* _RECORD LIST_

◇ ◇ ◇ ◇ ◇ ◇ ◇

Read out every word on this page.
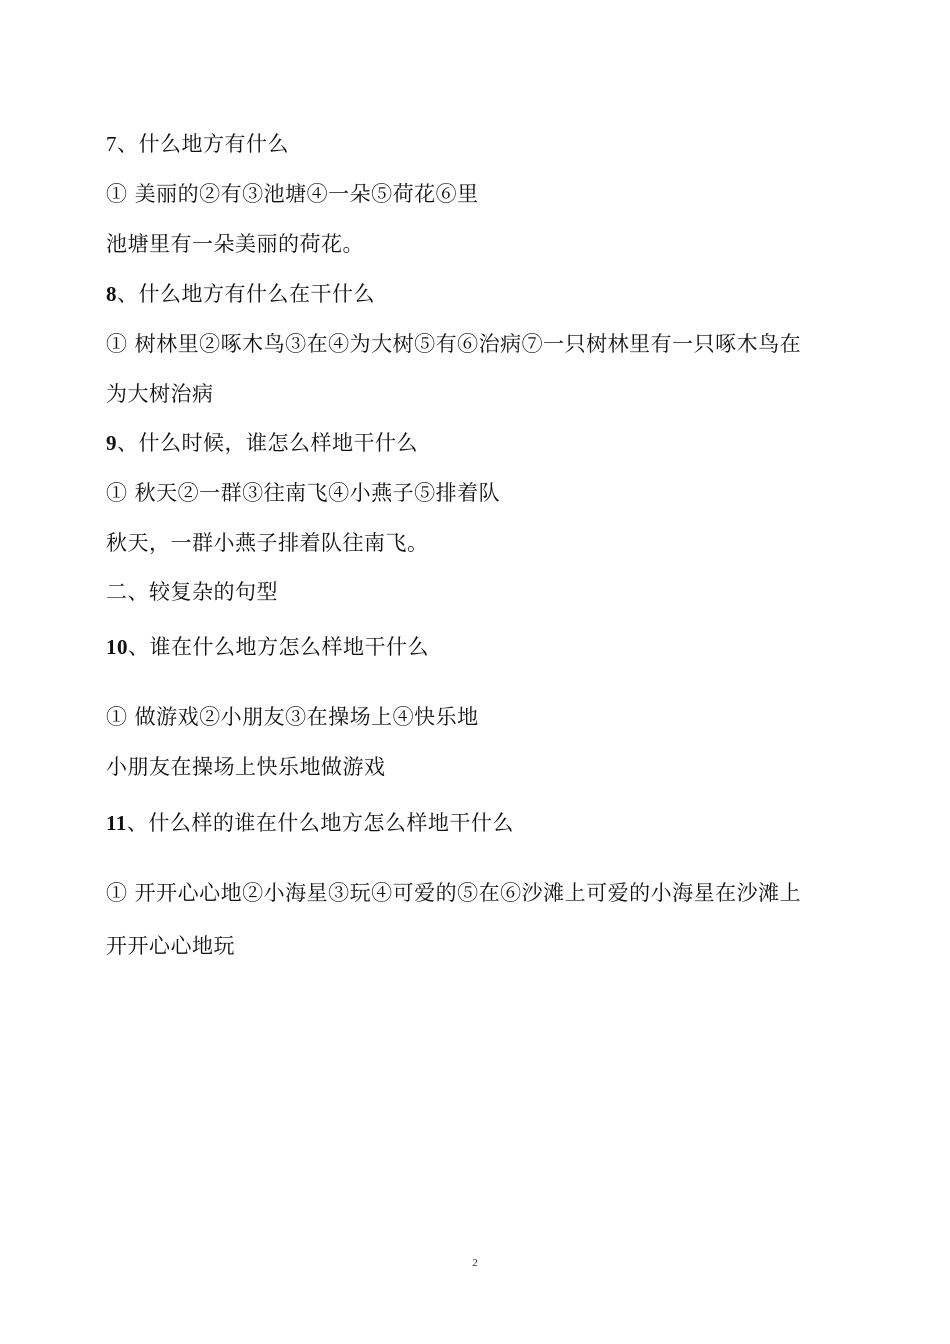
7、什么地方有什么
① 美丽的②有③池塘④一朵⑤荷花⑥里
池塘里有一朵美丽的荷花。
8、什么地方有什么在干什么
① 树林里②啄木鸟③在④为大树⑤有⑥治病⑦一只树林里有一只啄木鸟在
为大树治病
9、什么时候，谁怎么样地干什么
① 秋天②一群③往南飞④小燕子⑤排着队
秋天，一群小燕子排着队往南飞。
二、较复杂的句型
10、谁在什么地方怎么样地干什么
① 做游戏②小朋友③在操场上④快乐地
小朋友在操场上快乐地做游戏
11、什么样的谁在什么地方怎么样地干什么
① 开开心心地②小海星③玩④可爱的⑤在⑥沙滩上可爱的小海星在沙滩上
开开心心地玩
2
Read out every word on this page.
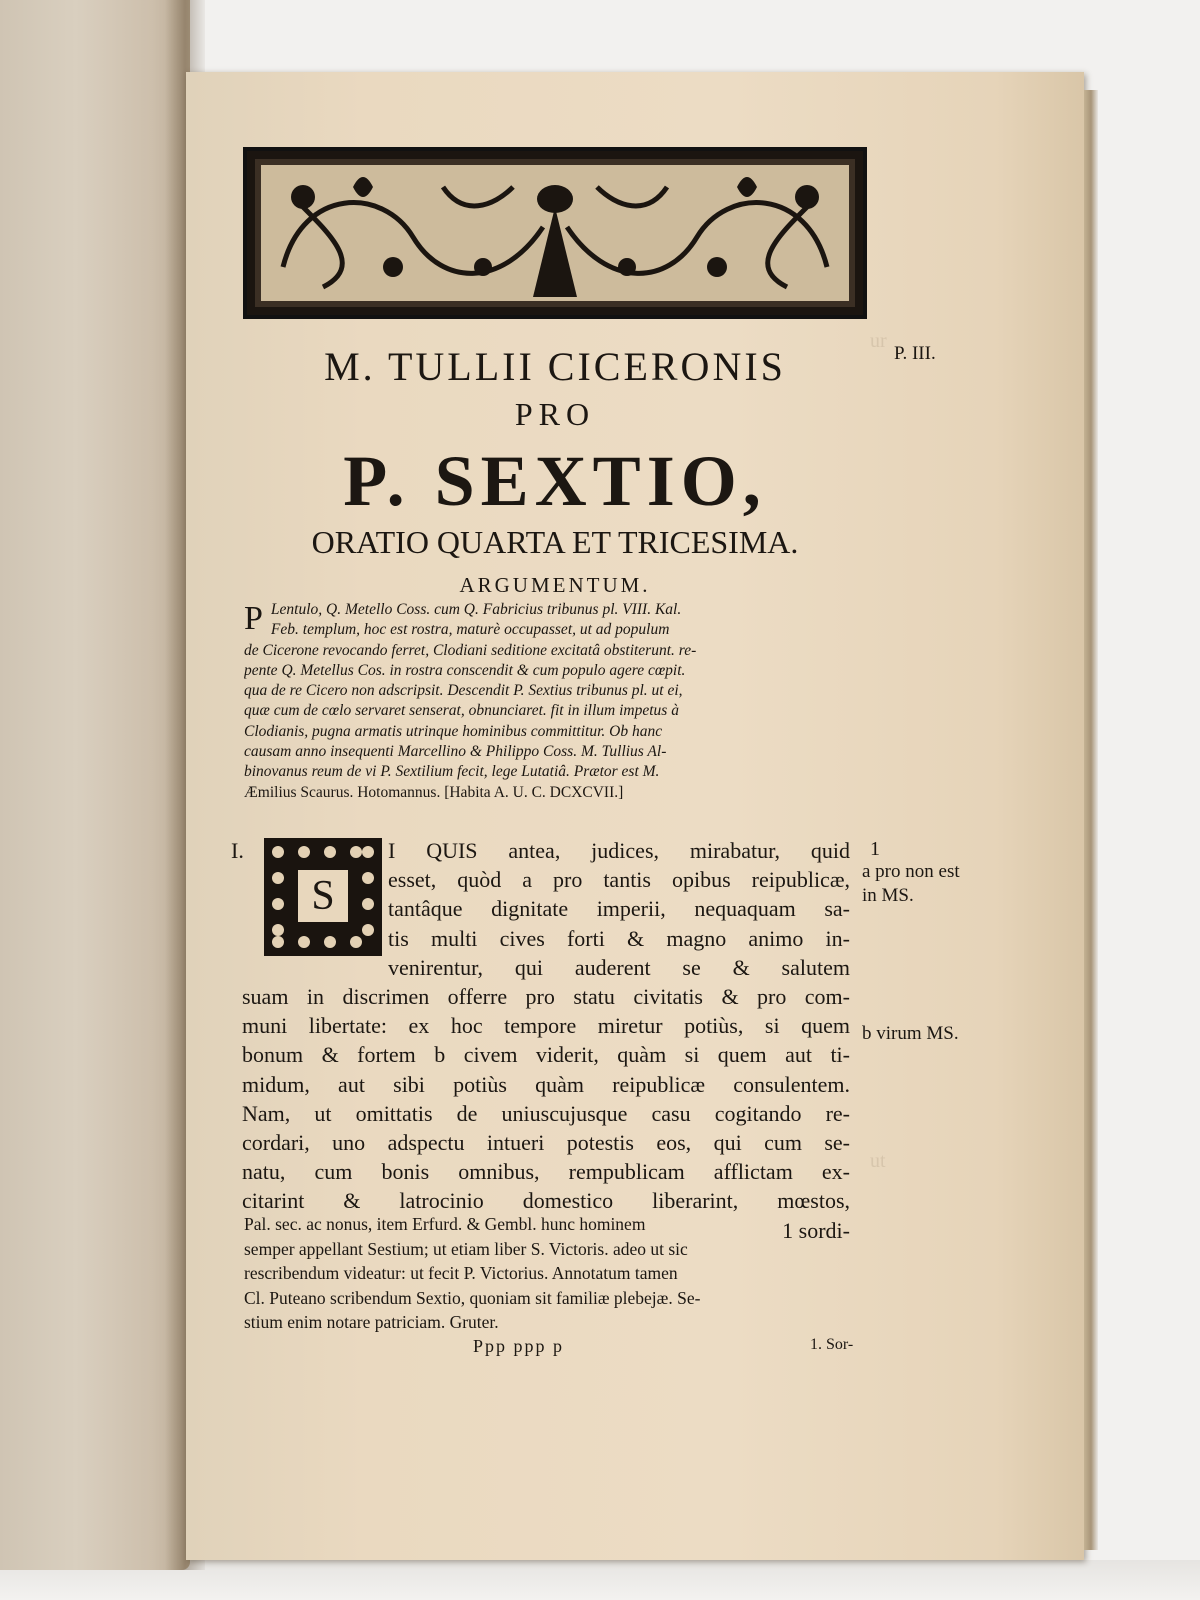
ur
ut
P. III.
M. TULLII CICERONIS
PRO
P. SEXTIO,
ORATIO QUARTA ET TRICESIMA.
ARGUMENTUM.
P Lentulo, Q. Metello Coss. cum Q. Fabricius tribunus pl. VIII. Kal.
Feb. templum, hoc est rostra, maturè occupasset, ut ad populum
de Cicerone revocando ferret, Clodiani seditione excitatâ obstiterunt. re-
pente Q. Metellus Cos. in rostra conscendit & cum populo agere cœpit.
qua de re Cicero non adscripsit. Descendit P. Sextius tribunus pl. ut ei,
quæ cum de cœlo servaret senserat, obnunciaret. fit in illum impetus à
Clodianis, pugna armatis utrinque hominibus committitur. Ob hanc
causam anno insequenti Marcellino & Philippo Coss. M. Tullius Al-
binovanus reum de vi P. Sextilium fecit, lege Lutatiâ. Prætor est M.
Æmilius Scaurus. Hotomannus. [Habita A. U. C. DCXCVII.]
I.
S
I QUIS antea, judices, mirabatur, quid
esset, quòd a pro tantis opibus reipublicæ,
tantâque dignitate imperii, nequaquam sa-
tis multi cives forti & magno animo in-
venirentur, qui auderent se & salutem
suam in discrimen offerre pro statu civitatis & pro com-
muni libertate: ex hoc tempore miretur potiùs, si quem
bonum & fortem b civem viderit, quàm si quem aut ti-
midum, aut sibi potiùs quàm reipublicæ consulentem.
Nam, ut omittatis de uniuscujusque casu cogitando re-
cordari, uno adspectu intueri potestis eos, qui cum se-
natu, cum bonis omnibus, rempublicam afflictam ex-
citarint & latrocinio domestico liberarint, mœstos,
1 sordi-
1
a pro non est in MS.
b virum MS.
Pal. sec. ac nonus, item Erfurd. & Gembl. hunc hominem
semper appellant Sestium; ut etiam liber S. Victoris. adeo ut sic
rescribendum videatur: ut fecit P. Victorius. Annotatum tamen
Cl. Puteano scribendum Sextio, quoniam sit familiæ plebejæ. Se-
stium enim notare patriciam. Gruter.
Ppp ppp p	1. Sor-
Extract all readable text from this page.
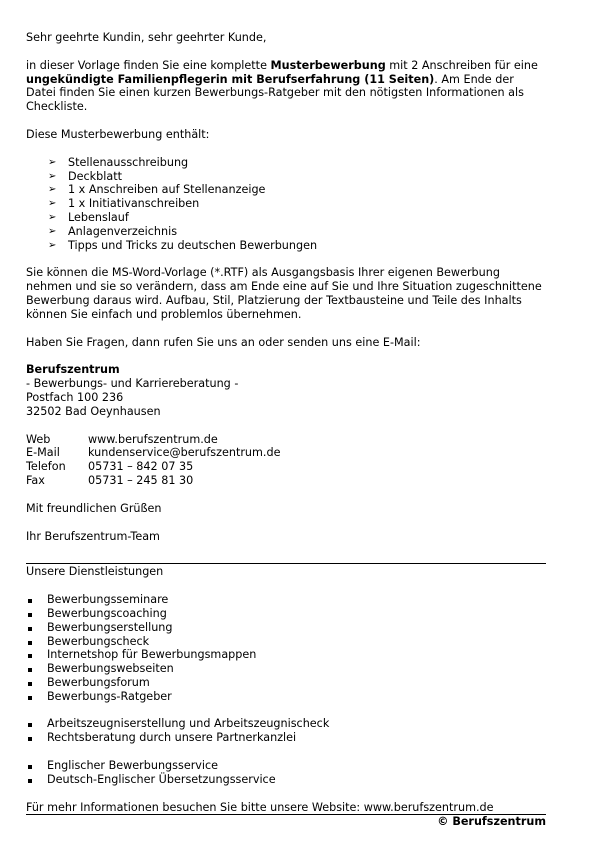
Sehr geehrte Kundin, sehr geehrter Kunde,

in dieser Vorlage finden Sie eine komplette Musterbewerbung mit 2 Anschreiben für eine ungekündigte Familienpflegerin mit Berufserfahrung (11 Seiten). Am Ende der Datei finden Sie einen kurzen Bewerbungs-Ratgeber mit den nötigsten Informationen als Checkliste.

Diese Musterbewerbung enthält:

➢ Stellenausschreibung
➢ Deckblatt
➢ 1 x Anschreiben auf Stellenanzeige
➢ 1 x Initiativanschreiben
➢ Lebenslauf
➢ Anlagenverzeichnis
➢ Tipps und Tricks zu deutschen Bewerbungen

Sie können die MS-Word-Vorlage (*.RTF) als Ausgangsbasis Ihrer eigenen Bewerbung nehmen und sie so verändern, dass am Ende eine auf Sie und Ihre Situation zugeschnittene Bewerbung daraus wird. Aufbau, Stil, Platzierung der Textbausteine und Teile des Inhalts können Sie einfach und problemlos übernehmen.

Haben Sie Fragen, dann rufen Sie uns an oder senden uns eine E-Mail:

Berufszentrum

- Bewerbungs- und Karriereberatung -

Postfach 100 236

32502 Bad Oeynhausen

Web	www.berufszentrum.de
E-Mail	kundenservice@berufszentrum.de
Telefon	05731 – 842 07 35
Fax	05731 – 245 81 30

Mit freundlichen Grüßen

Ihr Berufszentrum-Team

Unsere Dienstleistungen

Bewerbungsseminare
Bewerbungscoaching
Bewerbungserstellung
Bewerbungscheck
Internetshop für Bewerbungsmappen
Bewerbungswebseiten
Bewerbungsforum
Bewerbungs-Ratgeber
Arbeitszeugniserstellung und Arbeitszeugnischeck
Rechtsberatung durch unsere Partnerkanzlei
Englischer Bewerbungsservice
Deutsch-Englischer Übersetzungsservice

Für mehr Informationen besuchen Sie bitte unsere Website: www.berufszentrum.de

© Berufszentrum
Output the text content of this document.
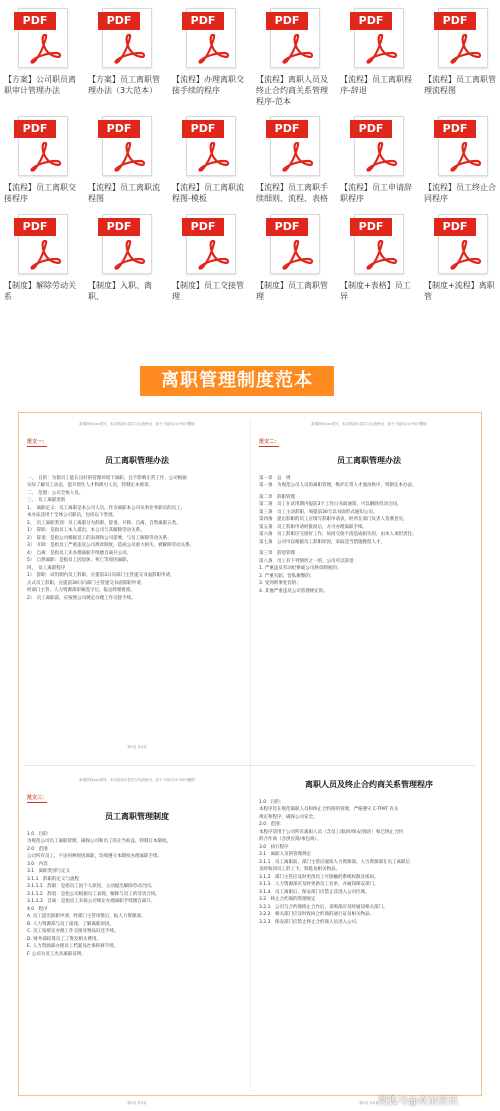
PDF
【方案】公司职员离职审计管理办法
PDF
【方案】员工离职管理办法（3大范本）
PDF
【流程】办理离职交接手续的程序
PDF
【流程】离职人员及终止合约商关系管理程序-范本
PDF
【流程】员工离职程序-辞退
PDF
【流程】员工离职管理流程图
PDF
【流程】员工离职交接程序
PDF
【流程】员工离职流程图
PDF
【流程】员工离职流程图-模板
PDF
【流程】员工离职手续细则、流程、表格
PDF
【流程】员工申请辞职程序
PDF
【流程】员工终止合同程序
PDF
【制度】解除劳动关系
PDF
【制度】入职、离职、
PDF
【制度】员工交接管理
PDF
【制度】员工离职管理
PDF
【制度+表格】员工异
PDF
【制度+流程】离职管
离职管理制度范本
新增资料xxx系列，本站资源仅供学习交流使用，请于下载后24小时内删除
范文一：
员工离职管理办法
一、　目的：为使员工能在良好的管理环境下离职，且不影响正常工作，公司根据
实际了解员工动态，提升留住人才和吸引人员，特制定本规章。
二、　范围：公司全体人员。
三、　员工离职类别
1、　离职定义：员工离职是本公司人员，作为离职本公司从事业务职员的员工。
本办法适用于全体公司职员，包括以下类别。
2、　员工离职类别：员工离职分为辞职、辞退、开除、自离、自然离职五类。
1）　辞职：是指员工本人提出，本公司与其解除劳动关系。
2）　辞退：是指公司根据员工的表现和公司需要，与员工解除劳动关系。
3）　开除：是指员工严重违反公司规章制度，造成公司重大损失，被解除劳动关系。
4）　自离：是指员工未办理离职手续擅自离开公司。
5）　自然离职：是指员工因退休、死亡等原因离职。
四、　员工离职程序
1）　辞职：试用期内员工辞职，应提前3日向部门主管递交书面辞职申请，
正式员工辞职，应提前30日向部门主管递交书面辞职申请，
经部门主管、人力资源部审核签字后，报总经理批准。
2）　员工离职前，应按照公司规定办理工作交接手续。
第1页 共4页
新增资料xxx系列，本站资源仅供学习交流使用，请于下载后24小时内删除
范文二：
员工离职管理办法
第一章　总　则
第一条　为规范公司人员的离职管理，维护正常人才流动秩序，特制定本办法。
第二章　辞职管理
第二条　员工在试用期内提前3个工作日书面通知，可以解除劳动合同。
第三条　员工主动辞职，须提前30天以书面形式通知公司。
第四条　提出辞职的员工应填写辞职申请表，经所在部门负责人签署意见。
第五条　员工辞职申请经批准后，方可办理离职手续。
第六条　员工辞职应交接好工作，如因交接不清造成损失的，由本人承担责任。
第七条　公司可以根据员工辞职原因，采取适当措施挽留人才。
第三章　辞退管理
第八条　员工有下列情形之一的，公司可以辞退：
1. 严重违反劳动纪律或公司规章制度的；
2. 严重失职、营私舞弊的；
3. 受到刑事处罚的；
4. 其他严重违反公司管理规定的。
新增资料xxx系列，本站资源仅供学习交流使用，请于下载后24小时内删除
范文三：
员工离职管理制度
1.0　目的
为规范公司员工离职管理，确保公司和员工的正当权益，特制订本制度。
2.0　范围
公司所有员工，不论何种原因离职，均须遵守本制度办理离职手续。
3.0　内容
3.1　离职类别与定义
3.1.1　辞职的定义与流程
3.1.1.1　辞职：是指员工因个人原因，主动提出解除劳动合同。
3.1.1.2　辞退：是指公司根据员工表现，解除与员工的劳动合同。
3.1.1.3　自离：是指员工未按公司规定办理离职手续擅自离开。
4.0　程序
A. 员工提出辞职申请，经部门主管审批后，报人力资源部。
B. 人力资源部与员工面谈，了解离职原因。
C. 员工按规定办理工作交接及物品归还手续。
D. 财务部结算员工工资及相关费用。
E. 人力资源部办理员工档案及社保转移手续。
F. 公司为员工出具离职证明。
第1页 共3页
离职人员及终止合约商关系管理程序
1.0　目的：
本程序旨在规范离职人员和终止合约商的管理，严格遵守 C-TPAT 有关
规定和程序，确保公司安全。
2.0　范围：
本程序适用于公司所有离职人员（含员工/临时/保安/保洁）和已终止合约
的合作商（含供应商/承包商）。
3.0　执行程序
3.1　离职人员的管理规定
3.1.1　员工离职前，部门主管应通知人力资源部，人力资源部在员工离职后
及时收回员工的工卡、钥匙及相关物品。
3.1.2　部门主管应及时更改员工可接触的系统权限及密码。
3.1.3　人力资源部应及时更新员工名单，并通知保安部门。
3.1.4　员工离职后，保安部门应禁止其进入公司区域。
3.2　终止合约商的管理规定
3.2.1　公司与合约商终止合作后，采购部应及时通知相关部门。
3.2.2　相关部门应及时收回合约商的通行证及相关物品。
3.2.3　保安部门应禁止终止合约商人员进入公司。
第1页 共2页 搜狐号@欢谊资讯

◇ ◇ ◇ ◇ ◇ ◇ ◇

Look over the listing above. Pick out and copy every line that includes "fecit".

* _SOLUTION_
binovanus reum de vi P. Sextilium fecit, lege Lutatiâ. Prætor est M.
rescribendum videatur: ut fecit P. Victorius. Annotatum tamen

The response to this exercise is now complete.